PROBLEM DESCRIPTION: Reproduce the line containing "OCR this image." exactly, along with each line after it through the end of the data; pictures are left out.

Data records:
■ ■ ■
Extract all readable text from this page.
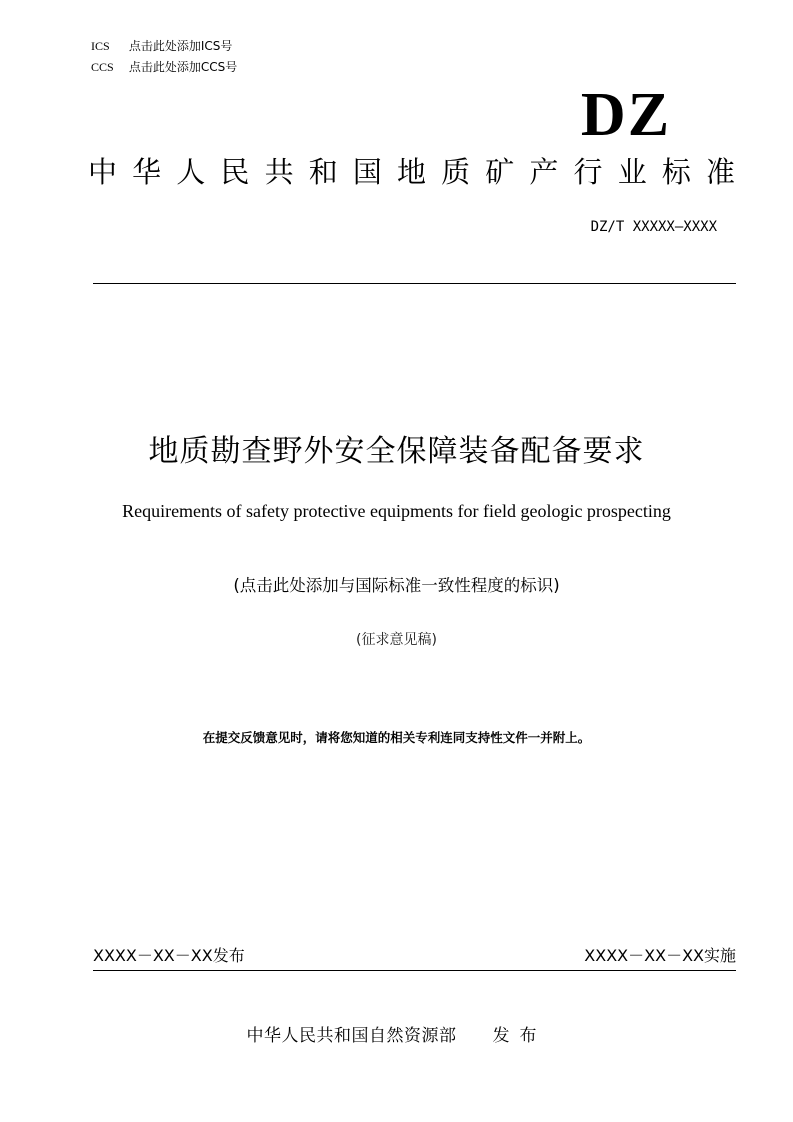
ICS 点击此处添加ICS号
CCS 点击此处添加CCS号
DZ
中华人民共和国地质矿产行业标准
DZ/T XXXXX—XXXX
地质勘查野外安全保障装备配备要求
Requirements of safety protective equipments for field geologic prospecting
(点击此处添加与国际标准一致性程度的标识)
(征求意见稿)
在提交反馈意见时，请将您知道的相关专利连同支持性文件一并附上。
XXXX－XX－XX发布	XXXX－XX－XX实施
中华人民共和国自然资源部 发布
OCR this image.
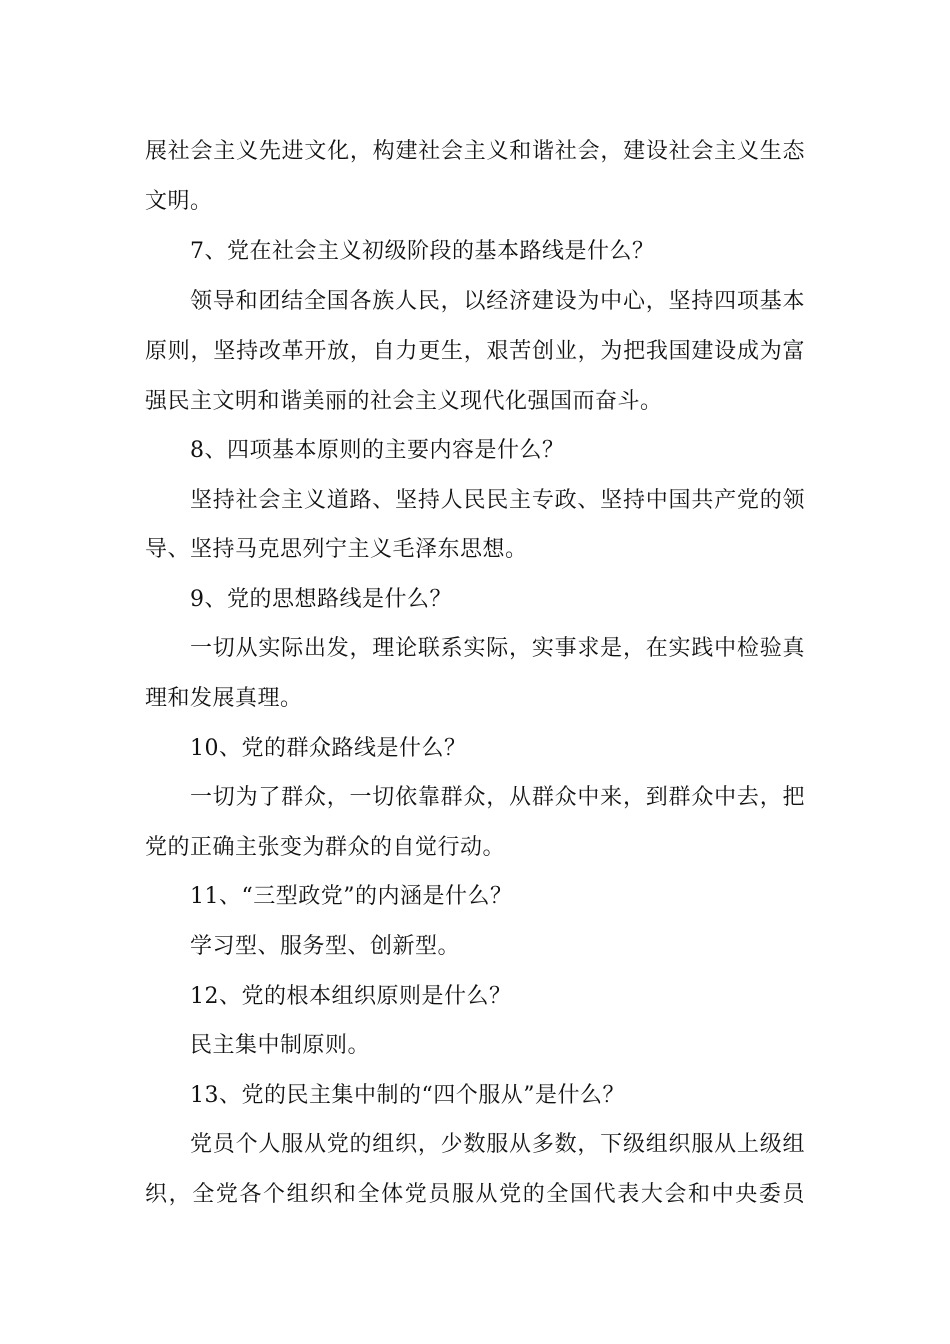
展社会主义先进文化，构建社会主义和谐社会，建设社会主义生态
文明。
7、党在社会主义初级阶段的基本路线是什么？
领导和团结全国各族人民，以经济建设为中心，坚持四项基本
原则，坚持改革开放，自力更生，艰苦创业，为把我国建设成为富
强民主文明和谐美丽的社会主义现代化强国而奋斗。
8、四项基本原则的主要内容是什么？
坚持社会主义道路、坚持人民民主专政、坚持中国共产党的领
导、坚持马克思列宁主义毛泽东思想。
9、党的思想路线是什么？
一切从实际出发，理论联系实际，实事求是，在实践中检验真
理和发展真理。
10、党的群众路线是什么？
一切为了群众，一切依靠群众，从群众中来，到群众中去，把
党的正确主张变为群众的自觉行动。
11、“三型政党”的内涵是什么？
学习型、服务型、创新型。
12、党的根本组织原则是什么？
民主集中制原则。
13、党的民主集中制的“四个服从”是什么？
党员个人服从党的组织，少数服从多数，下级组织服从上级组
织，全党各个组织和全体党员服从党的全国代表大会和中央委员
■ ■ ■
OUTPUT:
OCR this image.
展社会主义先进文化，构建社会主义和谐社会，建设社会主义生态
文明。
7、党在社会主义初级阶段的基本路线是什么？
领导和团结全国各族人民，以经济建设为中心，坚持四项基本
原则，坚持改革开放，自力更生，艰苦创业，为把我国建设成为富
强民主文明和谐美丽的社会主义现代化强国而奋斗。
8、四项基本原则的主要内容是什么？
坚持社会主义道路、坚持人民民主专政、坚持中国共产党的领
导、坚持马克思列宁主义毛泽东思想。
9、党的思想路线是什么？
一切从实际出发，理论联系实际，实事求是，在实践中检验真
理和发展真理。
10、党的群众路线是什么？
一切为了群众，一切依靠群众，从群众中来，到群众中去，把
党的正确主张变为群众的自觉行动。
11、“三型政党”的内涵是什么？
学习型、服务型、创新型。
12、党的根本组织原则是什么？
民主集中制原则。
13、党的民主集中制的“四个服从”是什么？
党员个人服从党的组织，少数服从多数，下级组织服从上级组
织，全党各个组织和全体党员服从党的全国代表大会和中央委员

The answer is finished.